▶ _EXERCISE DIRECTIONS_:
State the number of lines in these records holding "Comly". Say nothing more.
Start of MATERIAL FOR THIS TASK
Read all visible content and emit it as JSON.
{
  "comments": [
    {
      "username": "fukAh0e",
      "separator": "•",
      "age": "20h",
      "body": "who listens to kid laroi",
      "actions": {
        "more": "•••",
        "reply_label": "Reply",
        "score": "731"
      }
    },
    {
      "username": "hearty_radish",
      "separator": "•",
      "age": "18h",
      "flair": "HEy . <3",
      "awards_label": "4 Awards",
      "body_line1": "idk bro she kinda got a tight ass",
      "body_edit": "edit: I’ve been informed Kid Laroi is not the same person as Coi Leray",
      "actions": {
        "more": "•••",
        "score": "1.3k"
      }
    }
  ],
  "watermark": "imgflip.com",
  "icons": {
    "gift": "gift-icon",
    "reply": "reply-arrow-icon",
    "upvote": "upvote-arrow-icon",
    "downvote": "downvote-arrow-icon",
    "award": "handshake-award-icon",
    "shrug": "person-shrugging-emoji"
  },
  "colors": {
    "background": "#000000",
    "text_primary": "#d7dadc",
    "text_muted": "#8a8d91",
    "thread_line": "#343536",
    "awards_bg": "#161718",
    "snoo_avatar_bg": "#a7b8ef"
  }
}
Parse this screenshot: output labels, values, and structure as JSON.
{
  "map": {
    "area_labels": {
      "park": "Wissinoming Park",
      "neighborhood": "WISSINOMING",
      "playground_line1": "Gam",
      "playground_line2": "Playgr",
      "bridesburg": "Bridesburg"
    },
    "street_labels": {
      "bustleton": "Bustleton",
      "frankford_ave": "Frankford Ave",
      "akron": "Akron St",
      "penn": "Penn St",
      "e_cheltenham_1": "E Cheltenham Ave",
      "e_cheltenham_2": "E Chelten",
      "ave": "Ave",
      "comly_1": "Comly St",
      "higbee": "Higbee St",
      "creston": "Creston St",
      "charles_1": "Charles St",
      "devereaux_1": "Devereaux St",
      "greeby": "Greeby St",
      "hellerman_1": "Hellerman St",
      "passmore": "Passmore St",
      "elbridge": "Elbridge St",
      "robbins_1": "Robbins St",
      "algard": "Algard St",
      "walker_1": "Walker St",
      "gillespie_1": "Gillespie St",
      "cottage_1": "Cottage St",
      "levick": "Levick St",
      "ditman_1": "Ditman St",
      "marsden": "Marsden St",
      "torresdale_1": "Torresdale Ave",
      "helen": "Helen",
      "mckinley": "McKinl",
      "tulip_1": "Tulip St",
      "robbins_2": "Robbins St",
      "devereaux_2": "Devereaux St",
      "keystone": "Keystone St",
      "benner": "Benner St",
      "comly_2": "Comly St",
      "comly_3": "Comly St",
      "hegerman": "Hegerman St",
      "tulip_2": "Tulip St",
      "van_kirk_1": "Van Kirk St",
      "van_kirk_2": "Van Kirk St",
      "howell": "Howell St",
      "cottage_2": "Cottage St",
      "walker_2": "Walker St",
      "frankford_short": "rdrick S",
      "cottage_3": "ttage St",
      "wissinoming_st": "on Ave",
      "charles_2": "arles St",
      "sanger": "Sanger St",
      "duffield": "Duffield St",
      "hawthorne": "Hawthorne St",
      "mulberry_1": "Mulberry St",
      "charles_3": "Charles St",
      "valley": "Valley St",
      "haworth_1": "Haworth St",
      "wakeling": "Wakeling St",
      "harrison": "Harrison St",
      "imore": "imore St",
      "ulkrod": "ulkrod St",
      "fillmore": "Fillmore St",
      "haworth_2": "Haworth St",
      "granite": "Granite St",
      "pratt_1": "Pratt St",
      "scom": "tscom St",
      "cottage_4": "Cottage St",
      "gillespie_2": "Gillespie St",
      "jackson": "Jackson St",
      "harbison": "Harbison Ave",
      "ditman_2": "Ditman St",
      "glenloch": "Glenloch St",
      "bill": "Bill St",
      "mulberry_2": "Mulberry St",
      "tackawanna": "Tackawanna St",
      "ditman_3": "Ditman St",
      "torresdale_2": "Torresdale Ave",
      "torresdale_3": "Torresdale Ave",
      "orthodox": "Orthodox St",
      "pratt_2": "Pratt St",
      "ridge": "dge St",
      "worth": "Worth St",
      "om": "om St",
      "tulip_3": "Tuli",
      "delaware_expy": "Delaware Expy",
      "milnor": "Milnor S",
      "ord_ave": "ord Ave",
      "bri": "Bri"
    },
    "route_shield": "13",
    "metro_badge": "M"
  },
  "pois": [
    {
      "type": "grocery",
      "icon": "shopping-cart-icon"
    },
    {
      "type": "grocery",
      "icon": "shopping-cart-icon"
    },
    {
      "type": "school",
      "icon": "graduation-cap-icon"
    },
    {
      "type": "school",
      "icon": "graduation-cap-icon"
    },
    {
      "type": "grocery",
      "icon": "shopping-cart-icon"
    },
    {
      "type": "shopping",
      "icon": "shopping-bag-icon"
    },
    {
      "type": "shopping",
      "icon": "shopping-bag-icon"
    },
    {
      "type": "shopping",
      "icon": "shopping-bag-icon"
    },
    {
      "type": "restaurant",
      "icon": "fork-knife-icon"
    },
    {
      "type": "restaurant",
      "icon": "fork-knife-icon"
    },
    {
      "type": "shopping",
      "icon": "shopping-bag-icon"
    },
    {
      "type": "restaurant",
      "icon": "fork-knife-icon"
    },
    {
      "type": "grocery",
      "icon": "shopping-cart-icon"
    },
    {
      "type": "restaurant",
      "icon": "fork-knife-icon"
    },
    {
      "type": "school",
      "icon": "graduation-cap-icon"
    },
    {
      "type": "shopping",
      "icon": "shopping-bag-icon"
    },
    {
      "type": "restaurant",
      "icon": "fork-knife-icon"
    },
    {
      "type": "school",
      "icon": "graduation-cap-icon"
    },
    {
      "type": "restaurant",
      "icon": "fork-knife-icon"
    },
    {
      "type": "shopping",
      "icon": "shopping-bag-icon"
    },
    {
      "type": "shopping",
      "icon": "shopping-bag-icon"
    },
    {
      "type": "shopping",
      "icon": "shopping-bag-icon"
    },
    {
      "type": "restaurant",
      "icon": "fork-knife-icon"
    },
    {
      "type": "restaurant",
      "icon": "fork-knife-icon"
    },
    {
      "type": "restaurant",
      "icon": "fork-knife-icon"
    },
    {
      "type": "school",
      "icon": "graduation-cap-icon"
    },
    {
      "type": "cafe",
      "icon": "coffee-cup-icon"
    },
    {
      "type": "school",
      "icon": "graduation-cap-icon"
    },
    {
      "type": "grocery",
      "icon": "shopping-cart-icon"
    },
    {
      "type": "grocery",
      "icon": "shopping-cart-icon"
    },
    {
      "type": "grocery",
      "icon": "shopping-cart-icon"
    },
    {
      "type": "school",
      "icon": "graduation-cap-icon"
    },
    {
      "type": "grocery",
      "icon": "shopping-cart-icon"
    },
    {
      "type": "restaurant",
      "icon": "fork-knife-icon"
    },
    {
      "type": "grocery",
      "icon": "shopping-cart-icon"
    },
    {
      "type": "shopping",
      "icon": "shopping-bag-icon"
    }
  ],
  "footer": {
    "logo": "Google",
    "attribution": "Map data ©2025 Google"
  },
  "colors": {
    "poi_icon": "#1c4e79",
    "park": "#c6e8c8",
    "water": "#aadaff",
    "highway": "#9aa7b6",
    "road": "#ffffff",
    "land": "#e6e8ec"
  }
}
End of MATERIAL FOR THIS TASK
▶ _TASK ANSWER_:
3